▸ **AIM**
In the listing below, count each line containing "کرتے" and answer with the count only.

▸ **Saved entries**
((

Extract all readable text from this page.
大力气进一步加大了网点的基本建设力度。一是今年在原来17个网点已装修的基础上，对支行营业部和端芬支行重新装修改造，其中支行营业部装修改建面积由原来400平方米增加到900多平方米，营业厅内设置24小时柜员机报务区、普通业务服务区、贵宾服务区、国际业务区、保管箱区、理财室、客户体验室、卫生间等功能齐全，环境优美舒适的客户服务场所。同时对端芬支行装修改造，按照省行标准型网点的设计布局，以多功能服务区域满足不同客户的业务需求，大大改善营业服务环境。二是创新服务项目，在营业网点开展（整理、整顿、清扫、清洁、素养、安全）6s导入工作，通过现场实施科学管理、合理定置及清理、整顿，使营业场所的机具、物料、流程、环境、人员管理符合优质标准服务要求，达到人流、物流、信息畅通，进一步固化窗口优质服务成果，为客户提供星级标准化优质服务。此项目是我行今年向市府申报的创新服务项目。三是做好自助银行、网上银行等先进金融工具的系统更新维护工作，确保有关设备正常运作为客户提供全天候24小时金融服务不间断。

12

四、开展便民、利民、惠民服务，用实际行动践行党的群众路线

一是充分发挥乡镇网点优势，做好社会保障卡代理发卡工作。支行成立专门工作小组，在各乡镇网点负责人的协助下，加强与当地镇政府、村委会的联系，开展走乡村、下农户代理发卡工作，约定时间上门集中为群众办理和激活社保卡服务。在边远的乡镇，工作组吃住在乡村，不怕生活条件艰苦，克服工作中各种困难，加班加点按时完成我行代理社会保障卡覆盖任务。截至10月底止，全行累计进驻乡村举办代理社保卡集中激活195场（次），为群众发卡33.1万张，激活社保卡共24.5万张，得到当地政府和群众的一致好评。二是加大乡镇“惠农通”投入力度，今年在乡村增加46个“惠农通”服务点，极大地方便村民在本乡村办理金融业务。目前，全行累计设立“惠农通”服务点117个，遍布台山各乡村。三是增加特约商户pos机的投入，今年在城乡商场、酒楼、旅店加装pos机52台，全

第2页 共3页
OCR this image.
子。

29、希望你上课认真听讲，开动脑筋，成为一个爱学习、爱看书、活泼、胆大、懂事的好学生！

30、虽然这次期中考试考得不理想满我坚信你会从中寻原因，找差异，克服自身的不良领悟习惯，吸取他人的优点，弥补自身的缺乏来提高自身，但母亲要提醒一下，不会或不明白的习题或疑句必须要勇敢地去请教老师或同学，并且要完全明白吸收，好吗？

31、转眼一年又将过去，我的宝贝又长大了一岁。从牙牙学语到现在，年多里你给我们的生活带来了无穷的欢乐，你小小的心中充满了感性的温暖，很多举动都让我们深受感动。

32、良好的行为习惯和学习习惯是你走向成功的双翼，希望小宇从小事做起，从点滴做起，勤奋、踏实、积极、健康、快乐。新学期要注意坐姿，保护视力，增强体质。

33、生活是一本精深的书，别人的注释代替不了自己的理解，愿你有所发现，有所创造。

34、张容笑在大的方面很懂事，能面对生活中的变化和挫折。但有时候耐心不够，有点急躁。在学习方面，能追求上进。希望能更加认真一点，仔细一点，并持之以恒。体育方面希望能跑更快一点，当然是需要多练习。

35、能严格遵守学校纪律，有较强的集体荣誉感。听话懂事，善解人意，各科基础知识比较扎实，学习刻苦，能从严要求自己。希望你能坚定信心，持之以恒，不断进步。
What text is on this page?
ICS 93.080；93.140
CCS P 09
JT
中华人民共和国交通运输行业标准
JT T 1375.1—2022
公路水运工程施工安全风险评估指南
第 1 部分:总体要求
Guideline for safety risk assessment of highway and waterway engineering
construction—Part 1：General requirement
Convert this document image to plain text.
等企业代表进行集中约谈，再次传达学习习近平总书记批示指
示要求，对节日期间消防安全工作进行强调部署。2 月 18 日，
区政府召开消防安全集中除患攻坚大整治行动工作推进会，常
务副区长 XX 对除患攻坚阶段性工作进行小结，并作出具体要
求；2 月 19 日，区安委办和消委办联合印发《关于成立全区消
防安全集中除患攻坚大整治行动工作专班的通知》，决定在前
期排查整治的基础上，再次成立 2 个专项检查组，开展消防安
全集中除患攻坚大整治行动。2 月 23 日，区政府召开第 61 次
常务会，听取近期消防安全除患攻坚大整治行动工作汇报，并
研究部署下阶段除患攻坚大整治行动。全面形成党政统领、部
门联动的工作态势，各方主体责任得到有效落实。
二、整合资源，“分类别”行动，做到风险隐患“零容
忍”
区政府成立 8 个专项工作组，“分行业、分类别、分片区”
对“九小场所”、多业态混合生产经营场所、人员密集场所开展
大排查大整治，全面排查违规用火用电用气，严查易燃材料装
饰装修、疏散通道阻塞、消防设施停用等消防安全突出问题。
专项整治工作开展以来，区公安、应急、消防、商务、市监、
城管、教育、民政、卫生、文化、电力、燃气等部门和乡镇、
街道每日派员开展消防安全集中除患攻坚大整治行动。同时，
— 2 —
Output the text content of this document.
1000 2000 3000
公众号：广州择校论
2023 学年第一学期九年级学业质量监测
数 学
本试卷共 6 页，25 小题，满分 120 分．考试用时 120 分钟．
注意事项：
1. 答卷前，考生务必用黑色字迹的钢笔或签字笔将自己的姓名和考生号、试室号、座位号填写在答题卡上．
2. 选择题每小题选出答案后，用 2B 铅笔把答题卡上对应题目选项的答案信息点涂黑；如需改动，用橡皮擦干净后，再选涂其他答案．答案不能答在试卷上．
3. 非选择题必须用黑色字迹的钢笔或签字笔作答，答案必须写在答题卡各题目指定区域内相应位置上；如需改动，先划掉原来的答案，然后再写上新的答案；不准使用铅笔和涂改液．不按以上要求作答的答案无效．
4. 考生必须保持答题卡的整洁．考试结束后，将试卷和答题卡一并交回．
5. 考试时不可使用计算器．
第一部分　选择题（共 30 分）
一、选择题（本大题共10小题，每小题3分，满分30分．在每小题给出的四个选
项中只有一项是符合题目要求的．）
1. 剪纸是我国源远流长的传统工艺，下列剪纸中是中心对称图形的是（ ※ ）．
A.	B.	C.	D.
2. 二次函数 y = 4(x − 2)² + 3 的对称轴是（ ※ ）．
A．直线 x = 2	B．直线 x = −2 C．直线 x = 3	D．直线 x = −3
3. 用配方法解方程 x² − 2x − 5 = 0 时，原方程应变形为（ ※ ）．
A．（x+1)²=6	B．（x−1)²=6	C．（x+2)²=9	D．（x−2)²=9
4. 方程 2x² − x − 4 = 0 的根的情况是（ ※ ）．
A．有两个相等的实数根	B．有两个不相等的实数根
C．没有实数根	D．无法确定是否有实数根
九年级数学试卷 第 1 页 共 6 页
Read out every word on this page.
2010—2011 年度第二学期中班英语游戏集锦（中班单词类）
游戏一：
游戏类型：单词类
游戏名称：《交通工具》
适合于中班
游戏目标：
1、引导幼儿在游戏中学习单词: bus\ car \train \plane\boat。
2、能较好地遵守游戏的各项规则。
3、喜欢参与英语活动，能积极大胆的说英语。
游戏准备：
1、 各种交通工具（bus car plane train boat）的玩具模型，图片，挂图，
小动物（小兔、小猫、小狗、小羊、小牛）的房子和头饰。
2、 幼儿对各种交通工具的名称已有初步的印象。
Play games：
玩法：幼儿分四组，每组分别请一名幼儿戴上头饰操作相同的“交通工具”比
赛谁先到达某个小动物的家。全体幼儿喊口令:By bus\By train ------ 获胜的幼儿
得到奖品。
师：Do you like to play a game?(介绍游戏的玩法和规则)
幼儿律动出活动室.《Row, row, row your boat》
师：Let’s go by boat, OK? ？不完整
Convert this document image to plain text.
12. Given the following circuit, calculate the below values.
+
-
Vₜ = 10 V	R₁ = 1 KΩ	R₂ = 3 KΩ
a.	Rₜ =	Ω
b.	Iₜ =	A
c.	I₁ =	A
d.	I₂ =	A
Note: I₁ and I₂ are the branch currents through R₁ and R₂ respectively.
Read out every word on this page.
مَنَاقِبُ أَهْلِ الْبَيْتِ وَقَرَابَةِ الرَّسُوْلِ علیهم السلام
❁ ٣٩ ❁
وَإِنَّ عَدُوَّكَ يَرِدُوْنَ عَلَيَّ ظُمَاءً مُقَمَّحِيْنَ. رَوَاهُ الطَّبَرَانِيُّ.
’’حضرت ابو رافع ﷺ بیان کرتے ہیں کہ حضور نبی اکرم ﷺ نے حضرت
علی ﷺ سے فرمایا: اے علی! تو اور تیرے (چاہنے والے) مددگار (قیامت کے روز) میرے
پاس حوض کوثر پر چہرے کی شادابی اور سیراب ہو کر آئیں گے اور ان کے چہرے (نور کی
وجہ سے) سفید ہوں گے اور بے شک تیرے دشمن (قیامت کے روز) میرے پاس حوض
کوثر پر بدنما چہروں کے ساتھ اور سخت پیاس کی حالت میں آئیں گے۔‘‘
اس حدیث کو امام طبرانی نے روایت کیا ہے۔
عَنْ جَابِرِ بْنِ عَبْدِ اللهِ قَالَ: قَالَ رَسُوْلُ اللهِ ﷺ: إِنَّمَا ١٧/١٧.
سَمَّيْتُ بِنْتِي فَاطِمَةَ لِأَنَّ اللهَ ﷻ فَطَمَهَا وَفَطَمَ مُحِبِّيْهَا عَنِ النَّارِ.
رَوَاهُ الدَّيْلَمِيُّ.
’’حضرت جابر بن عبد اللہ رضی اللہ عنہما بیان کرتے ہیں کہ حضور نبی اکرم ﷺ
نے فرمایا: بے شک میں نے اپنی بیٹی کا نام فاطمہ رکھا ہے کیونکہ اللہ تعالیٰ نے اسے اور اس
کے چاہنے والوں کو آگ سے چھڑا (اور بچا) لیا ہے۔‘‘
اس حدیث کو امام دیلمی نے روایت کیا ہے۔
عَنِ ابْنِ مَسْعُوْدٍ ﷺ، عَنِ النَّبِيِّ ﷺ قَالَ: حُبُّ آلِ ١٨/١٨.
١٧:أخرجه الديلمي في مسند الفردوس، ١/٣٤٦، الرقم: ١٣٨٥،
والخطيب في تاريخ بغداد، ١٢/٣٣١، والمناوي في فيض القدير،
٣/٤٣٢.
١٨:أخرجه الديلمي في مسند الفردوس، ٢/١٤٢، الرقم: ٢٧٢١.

))

▸ **FINAL ANSWER**
2